Data for the task:

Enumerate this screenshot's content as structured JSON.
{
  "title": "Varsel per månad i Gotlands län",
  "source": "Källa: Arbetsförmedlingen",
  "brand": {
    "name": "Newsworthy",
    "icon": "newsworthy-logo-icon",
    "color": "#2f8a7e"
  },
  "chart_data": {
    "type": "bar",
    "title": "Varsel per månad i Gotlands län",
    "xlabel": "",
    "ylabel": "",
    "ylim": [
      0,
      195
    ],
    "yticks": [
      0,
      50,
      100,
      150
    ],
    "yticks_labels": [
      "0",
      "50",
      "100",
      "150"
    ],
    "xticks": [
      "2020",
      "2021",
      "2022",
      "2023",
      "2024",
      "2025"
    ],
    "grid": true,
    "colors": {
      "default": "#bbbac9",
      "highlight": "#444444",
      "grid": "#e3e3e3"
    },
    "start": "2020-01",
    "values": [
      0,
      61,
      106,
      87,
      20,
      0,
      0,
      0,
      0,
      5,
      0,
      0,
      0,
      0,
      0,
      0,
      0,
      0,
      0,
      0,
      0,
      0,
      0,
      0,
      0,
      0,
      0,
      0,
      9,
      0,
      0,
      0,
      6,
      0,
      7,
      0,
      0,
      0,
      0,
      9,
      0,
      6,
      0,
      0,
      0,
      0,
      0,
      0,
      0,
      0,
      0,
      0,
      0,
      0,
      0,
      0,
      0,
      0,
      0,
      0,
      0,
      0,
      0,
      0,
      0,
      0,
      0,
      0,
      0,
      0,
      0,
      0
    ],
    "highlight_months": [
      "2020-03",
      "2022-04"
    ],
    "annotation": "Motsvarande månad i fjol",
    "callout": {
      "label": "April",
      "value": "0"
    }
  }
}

Requirement:
Pick each line holding the word "Varsel" out of the data and copy it.

Solution to this problem:
  "title": "Varsel per månad i Gotlands län",
    "title": "Varsel per månad i Gotlands län",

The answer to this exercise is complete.